**Extracted information**:
* * * * * * * * *

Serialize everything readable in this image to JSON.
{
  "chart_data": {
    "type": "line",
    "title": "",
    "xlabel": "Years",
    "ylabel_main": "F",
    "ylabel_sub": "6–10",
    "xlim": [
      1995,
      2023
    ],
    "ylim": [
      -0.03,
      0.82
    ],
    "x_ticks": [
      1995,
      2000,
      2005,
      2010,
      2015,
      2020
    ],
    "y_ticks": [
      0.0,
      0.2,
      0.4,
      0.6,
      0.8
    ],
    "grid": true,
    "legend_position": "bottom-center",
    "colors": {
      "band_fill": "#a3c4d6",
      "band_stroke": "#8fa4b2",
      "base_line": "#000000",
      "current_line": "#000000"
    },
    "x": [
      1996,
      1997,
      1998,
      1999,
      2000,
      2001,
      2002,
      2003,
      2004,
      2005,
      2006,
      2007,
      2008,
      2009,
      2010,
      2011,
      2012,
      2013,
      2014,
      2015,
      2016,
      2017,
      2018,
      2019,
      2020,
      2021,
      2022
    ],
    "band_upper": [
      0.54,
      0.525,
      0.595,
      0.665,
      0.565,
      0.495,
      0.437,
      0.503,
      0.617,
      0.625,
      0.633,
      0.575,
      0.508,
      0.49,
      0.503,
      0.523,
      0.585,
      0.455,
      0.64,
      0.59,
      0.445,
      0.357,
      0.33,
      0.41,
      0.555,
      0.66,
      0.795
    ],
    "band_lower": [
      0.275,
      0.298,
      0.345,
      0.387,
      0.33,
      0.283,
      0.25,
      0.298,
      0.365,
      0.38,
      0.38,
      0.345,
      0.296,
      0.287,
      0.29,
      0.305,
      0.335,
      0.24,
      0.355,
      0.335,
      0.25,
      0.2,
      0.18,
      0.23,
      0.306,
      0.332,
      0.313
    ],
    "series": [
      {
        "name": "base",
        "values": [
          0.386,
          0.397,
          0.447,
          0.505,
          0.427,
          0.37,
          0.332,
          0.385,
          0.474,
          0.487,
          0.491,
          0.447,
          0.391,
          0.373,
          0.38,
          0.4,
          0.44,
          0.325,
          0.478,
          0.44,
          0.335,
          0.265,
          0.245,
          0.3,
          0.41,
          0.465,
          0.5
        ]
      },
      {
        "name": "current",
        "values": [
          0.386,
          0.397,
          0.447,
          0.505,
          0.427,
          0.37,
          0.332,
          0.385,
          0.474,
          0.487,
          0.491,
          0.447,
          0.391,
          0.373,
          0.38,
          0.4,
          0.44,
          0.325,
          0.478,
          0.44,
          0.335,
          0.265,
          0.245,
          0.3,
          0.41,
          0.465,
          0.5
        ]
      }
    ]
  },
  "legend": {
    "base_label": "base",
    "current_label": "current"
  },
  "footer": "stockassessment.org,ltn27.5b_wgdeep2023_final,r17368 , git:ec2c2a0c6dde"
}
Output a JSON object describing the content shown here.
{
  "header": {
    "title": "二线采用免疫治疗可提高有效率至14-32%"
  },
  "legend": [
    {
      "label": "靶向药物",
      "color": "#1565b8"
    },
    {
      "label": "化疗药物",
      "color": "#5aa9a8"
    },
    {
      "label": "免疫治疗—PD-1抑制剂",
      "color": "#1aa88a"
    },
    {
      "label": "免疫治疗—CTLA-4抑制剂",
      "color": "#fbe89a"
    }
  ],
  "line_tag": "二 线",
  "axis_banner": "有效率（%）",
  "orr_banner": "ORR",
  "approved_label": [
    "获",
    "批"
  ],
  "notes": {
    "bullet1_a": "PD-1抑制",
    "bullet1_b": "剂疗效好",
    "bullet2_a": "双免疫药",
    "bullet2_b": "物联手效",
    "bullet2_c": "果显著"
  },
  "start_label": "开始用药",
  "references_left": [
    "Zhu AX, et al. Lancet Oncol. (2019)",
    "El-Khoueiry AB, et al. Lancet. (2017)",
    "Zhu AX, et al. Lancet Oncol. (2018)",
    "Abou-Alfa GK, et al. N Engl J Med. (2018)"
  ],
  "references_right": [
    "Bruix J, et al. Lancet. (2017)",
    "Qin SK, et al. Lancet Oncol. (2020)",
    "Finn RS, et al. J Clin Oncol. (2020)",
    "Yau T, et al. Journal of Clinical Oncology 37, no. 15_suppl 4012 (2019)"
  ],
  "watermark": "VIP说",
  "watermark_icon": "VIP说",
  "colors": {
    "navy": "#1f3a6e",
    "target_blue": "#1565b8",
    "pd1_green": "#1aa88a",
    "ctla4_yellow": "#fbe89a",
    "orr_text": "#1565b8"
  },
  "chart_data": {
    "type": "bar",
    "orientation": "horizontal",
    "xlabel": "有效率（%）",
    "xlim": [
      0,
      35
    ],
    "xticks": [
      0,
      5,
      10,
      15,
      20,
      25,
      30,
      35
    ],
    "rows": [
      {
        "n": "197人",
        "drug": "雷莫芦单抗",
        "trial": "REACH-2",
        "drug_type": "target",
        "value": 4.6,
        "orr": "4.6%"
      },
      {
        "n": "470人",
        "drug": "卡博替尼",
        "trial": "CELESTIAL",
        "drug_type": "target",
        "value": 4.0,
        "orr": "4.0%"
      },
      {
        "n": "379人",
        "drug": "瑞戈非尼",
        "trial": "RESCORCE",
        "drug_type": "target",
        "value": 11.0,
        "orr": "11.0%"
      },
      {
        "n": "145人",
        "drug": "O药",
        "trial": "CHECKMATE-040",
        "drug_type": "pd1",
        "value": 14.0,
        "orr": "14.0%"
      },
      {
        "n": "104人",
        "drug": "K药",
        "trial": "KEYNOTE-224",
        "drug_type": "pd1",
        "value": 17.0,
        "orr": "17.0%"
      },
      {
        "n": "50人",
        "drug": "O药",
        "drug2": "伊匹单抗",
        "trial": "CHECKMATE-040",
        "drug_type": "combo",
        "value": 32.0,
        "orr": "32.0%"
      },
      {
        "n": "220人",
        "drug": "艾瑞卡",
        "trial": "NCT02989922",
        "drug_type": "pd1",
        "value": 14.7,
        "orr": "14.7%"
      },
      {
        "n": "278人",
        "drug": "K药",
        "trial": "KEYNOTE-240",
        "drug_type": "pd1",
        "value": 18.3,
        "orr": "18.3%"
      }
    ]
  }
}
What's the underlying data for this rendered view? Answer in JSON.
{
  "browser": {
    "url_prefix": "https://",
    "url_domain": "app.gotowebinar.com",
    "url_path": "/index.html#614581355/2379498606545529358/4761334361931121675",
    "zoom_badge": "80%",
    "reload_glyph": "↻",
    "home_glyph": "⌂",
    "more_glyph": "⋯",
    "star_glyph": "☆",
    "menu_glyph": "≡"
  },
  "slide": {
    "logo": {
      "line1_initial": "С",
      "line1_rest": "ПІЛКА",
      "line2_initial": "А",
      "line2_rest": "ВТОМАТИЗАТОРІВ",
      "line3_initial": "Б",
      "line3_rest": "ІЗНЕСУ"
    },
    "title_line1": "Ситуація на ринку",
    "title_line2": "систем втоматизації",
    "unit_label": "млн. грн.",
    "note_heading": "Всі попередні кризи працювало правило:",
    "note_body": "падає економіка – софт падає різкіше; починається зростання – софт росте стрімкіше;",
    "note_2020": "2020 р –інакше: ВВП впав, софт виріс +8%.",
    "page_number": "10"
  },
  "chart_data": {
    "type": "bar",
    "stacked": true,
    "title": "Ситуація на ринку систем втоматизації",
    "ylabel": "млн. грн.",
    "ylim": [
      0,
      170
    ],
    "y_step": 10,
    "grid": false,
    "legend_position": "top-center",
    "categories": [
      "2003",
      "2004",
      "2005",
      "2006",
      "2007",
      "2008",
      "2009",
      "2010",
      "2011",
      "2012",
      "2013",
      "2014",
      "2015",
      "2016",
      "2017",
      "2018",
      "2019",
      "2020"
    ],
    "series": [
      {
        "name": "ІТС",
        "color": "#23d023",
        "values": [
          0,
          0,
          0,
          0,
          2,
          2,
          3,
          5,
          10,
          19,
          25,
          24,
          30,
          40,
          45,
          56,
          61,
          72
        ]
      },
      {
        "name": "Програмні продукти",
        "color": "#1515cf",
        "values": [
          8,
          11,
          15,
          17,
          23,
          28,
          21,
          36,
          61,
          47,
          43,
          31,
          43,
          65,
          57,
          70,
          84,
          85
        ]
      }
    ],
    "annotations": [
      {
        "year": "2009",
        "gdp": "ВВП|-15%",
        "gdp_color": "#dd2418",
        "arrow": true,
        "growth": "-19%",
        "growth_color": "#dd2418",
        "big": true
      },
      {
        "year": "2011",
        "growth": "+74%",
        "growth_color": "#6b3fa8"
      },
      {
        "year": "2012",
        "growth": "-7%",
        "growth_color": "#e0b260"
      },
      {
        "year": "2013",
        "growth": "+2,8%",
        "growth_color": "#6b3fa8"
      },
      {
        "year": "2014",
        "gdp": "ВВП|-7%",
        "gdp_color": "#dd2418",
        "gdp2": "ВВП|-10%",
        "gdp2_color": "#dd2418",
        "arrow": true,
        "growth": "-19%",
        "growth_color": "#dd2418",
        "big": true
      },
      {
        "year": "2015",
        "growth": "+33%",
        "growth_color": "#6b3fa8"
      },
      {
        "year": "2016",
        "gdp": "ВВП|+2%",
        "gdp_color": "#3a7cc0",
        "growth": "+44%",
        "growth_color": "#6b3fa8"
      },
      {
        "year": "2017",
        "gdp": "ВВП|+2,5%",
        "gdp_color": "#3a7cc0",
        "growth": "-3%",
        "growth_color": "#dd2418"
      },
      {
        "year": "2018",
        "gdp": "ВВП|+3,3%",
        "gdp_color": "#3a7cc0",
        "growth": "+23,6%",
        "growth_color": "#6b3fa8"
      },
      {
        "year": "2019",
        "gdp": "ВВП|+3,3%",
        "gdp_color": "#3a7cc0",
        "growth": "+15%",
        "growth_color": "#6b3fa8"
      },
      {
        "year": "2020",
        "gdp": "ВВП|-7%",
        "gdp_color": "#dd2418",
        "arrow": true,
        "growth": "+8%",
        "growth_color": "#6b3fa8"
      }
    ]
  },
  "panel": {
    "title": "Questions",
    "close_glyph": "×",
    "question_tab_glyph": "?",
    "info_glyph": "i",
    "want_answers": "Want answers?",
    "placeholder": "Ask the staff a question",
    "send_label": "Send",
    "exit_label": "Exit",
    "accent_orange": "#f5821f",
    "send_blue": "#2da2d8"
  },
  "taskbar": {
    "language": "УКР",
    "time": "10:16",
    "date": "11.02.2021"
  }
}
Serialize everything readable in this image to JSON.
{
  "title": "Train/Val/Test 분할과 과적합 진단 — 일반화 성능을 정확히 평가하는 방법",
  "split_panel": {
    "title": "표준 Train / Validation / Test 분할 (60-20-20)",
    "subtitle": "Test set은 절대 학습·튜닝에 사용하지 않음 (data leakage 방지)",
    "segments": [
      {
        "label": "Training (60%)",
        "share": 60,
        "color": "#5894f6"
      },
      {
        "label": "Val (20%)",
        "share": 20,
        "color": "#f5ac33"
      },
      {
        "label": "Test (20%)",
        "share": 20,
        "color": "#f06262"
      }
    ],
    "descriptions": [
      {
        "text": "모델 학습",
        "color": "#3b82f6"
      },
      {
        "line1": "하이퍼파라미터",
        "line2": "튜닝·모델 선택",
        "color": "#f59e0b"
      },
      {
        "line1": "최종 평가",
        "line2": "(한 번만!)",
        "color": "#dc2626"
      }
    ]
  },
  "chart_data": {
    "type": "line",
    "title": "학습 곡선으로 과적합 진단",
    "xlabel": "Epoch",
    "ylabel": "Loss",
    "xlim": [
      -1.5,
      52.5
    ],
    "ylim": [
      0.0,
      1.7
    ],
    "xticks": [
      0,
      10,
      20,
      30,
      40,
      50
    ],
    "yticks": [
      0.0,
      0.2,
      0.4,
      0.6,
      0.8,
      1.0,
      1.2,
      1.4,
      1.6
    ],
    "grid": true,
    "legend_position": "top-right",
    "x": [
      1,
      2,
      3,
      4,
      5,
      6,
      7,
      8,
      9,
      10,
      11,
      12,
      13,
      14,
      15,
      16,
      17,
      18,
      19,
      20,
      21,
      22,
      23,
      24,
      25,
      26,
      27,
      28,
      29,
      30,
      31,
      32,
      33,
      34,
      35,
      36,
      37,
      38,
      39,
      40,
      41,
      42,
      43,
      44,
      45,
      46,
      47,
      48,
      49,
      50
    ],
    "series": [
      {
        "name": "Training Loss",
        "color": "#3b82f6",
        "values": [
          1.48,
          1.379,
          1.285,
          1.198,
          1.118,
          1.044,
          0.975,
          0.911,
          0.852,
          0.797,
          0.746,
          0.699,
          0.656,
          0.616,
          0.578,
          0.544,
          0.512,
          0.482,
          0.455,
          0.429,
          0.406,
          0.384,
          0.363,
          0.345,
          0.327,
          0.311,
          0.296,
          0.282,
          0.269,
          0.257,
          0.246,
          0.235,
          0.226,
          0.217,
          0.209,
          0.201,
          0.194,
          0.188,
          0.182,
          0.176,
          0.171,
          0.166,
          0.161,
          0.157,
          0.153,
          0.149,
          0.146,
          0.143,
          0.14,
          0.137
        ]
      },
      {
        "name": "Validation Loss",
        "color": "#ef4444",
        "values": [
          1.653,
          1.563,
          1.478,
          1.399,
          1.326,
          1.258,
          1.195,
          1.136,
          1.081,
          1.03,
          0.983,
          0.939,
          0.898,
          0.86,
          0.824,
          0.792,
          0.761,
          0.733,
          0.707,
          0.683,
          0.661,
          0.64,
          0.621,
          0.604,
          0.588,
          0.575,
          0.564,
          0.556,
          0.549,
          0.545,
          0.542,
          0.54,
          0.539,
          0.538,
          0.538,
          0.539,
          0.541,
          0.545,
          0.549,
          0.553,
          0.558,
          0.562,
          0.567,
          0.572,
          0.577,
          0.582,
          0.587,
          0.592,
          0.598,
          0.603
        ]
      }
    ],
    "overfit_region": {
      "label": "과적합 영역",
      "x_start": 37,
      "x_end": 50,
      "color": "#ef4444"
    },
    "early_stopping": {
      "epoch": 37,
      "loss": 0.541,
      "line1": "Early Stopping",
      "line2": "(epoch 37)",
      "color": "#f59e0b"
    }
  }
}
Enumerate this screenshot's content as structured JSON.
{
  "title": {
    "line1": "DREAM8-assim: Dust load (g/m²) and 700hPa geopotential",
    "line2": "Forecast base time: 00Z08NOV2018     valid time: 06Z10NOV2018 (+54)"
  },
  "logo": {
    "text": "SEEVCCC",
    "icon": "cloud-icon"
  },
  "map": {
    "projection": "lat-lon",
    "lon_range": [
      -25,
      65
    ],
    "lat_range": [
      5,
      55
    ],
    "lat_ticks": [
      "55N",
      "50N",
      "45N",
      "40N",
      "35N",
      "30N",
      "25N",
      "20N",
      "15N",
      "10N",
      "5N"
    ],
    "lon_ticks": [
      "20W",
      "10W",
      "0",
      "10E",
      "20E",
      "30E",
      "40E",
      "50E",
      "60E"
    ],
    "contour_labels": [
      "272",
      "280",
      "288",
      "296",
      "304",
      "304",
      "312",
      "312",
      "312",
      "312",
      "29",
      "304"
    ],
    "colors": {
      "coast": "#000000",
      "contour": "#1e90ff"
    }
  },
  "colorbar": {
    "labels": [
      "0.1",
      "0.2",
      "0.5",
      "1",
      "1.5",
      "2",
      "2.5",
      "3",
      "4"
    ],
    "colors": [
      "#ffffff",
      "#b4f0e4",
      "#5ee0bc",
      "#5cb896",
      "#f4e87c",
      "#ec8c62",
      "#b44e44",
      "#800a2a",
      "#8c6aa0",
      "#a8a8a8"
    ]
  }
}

* * * * * * * * *

**Stated problem**: Show all lines from the records above where the word "Ситуація" occurs.

**Final result**:
    "title_line1": "Ситуація на ринку",
    "title": "Ситуація на ринку систем втоматизації",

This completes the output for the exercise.